*GOAL:* Only the lines holding the string "hensyn" are needed. Copy each one.

[EXERCISE INPUTS start]

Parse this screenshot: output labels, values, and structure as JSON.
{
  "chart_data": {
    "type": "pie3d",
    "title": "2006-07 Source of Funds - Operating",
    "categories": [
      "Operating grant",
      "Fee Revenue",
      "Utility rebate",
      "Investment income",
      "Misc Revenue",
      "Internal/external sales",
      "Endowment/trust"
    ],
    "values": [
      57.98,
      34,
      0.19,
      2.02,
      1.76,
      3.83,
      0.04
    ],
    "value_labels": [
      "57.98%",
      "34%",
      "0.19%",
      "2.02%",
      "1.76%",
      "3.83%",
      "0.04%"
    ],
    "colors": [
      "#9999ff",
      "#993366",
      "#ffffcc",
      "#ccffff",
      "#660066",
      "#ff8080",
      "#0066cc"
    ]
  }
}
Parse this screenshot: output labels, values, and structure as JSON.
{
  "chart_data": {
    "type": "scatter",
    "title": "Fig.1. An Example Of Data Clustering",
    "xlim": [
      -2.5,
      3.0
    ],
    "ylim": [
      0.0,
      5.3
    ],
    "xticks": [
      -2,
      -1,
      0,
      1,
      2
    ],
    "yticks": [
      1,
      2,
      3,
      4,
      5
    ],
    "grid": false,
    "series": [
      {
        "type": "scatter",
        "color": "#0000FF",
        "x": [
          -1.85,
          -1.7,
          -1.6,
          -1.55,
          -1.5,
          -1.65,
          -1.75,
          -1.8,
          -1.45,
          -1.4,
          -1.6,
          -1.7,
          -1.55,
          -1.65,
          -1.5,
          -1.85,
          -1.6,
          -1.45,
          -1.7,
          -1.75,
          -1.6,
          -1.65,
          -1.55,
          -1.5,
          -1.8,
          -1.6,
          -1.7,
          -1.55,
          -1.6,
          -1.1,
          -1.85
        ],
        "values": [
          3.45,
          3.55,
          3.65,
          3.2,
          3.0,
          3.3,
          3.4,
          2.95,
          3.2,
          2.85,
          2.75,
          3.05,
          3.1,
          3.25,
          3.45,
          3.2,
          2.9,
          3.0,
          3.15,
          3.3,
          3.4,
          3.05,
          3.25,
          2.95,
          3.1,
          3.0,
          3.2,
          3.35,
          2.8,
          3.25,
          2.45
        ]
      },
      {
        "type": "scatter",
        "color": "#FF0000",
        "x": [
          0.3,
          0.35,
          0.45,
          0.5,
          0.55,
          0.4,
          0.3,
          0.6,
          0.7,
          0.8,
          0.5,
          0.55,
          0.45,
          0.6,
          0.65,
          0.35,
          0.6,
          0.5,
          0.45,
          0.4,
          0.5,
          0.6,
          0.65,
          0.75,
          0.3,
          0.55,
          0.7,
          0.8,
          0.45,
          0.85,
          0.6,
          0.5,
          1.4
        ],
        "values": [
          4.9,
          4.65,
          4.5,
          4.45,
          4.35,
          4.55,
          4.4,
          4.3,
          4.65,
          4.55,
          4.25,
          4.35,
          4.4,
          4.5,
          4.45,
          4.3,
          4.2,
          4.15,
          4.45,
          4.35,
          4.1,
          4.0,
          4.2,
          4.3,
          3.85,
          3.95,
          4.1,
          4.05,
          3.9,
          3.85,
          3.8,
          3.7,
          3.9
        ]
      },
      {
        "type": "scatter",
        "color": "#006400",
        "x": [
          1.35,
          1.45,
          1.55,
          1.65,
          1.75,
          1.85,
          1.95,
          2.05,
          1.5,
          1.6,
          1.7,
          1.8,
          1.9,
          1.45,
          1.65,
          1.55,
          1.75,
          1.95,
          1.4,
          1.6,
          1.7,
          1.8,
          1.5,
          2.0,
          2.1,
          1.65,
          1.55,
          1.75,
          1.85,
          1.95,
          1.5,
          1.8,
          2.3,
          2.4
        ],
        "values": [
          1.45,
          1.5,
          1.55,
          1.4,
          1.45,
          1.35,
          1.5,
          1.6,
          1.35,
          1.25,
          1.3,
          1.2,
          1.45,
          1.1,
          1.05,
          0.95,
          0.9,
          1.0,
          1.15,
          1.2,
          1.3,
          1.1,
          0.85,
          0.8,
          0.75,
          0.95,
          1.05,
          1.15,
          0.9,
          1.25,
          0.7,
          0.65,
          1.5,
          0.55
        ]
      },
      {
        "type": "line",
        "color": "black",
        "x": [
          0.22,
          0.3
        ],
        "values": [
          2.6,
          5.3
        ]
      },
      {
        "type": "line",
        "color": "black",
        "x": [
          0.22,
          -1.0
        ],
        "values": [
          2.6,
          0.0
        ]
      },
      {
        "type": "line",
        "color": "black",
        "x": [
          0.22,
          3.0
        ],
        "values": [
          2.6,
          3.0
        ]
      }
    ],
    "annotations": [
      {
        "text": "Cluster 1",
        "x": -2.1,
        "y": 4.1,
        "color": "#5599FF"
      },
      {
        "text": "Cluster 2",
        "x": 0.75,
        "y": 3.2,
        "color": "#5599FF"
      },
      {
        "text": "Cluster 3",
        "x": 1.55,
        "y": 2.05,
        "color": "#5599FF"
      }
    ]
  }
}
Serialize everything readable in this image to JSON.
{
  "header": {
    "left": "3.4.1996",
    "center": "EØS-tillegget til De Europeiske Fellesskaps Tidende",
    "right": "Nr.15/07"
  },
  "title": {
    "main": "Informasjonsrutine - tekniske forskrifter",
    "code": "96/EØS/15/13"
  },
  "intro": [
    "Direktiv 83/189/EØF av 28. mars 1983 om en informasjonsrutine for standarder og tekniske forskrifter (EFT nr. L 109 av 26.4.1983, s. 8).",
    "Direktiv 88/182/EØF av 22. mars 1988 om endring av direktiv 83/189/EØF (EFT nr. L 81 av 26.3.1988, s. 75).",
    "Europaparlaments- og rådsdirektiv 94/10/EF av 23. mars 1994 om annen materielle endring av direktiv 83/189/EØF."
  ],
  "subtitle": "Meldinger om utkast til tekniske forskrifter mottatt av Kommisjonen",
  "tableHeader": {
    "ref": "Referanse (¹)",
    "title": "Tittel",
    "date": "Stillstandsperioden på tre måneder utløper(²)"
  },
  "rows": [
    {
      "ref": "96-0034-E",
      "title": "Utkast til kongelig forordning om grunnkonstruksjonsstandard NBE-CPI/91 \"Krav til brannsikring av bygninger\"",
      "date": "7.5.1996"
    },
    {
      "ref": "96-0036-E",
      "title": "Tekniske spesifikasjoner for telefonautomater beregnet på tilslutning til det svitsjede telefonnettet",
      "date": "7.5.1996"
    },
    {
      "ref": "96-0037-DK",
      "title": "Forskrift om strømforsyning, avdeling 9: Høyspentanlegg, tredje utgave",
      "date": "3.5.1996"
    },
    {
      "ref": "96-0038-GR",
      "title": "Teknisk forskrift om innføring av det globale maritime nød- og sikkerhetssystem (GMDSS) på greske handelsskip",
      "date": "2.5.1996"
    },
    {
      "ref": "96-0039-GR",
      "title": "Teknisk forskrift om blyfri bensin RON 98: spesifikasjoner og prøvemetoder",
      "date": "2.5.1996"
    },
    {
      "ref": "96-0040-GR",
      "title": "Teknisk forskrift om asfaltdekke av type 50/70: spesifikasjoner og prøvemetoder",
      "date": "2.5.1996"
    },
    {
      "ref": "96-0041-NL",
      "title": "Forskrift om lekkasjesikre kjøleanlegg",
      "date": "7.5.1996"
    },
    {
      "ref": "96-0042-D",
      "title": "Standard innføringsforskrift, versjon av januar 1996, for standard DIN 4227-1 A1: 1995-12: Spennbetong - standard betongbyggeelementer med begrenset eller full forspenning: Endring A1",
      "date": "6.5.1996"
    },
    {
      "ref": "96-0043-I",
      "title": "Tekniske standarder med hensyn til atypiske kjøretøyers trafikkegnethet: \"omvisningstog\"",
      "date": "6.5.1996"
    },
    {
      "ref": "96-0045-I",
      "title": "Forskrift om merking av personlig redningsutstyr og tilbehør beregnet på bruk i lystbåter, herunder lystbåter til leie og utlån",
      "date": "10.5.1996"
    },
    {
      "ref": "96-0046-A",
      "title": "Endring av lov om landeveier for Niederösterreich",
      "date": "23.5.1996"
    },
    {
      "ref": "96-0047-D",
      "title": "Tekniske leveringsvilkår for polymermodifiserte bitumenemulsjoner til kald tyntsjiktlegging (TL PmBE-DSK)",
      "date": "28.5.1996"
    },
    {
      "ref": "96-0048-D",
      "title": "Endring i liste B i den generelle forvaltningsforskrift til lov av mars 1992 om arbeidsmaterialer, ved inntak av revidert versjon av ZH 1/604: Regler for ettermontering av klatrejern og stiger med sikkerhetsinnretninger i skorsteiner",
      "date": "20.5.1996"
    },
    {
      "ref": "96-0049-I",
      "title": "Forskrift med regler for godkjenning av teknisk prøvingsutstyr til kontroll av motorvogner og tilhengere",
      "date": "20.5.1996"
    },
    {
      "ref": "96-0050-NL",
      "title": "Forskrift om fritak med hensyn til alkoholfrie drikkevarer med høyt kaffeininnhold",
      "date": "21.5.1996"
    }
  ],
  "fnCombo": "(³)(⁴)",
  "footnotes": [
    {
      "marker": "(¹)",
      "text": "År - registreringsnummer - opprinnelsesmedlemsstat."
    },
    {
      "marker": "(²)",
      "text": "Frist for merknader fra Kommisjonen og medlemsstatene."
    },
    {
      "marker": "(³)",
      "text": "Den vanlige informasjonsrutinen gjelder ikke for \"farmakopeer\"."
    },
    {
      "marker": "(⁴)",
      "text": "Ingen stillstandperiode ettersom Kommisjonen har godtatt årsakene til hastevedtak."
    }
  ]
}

[EXERCISE INPUTS end]

*FULL ANSWER:*
      "title": "Tekniske standarder med hensyn til atypiske kjøretøyers trafikkegnethet: \"omvisningstog\"",
      "title": "Forskrift om fritak med hensyn til alkoholfrie drikkevarer med høyt kaffeininnhold",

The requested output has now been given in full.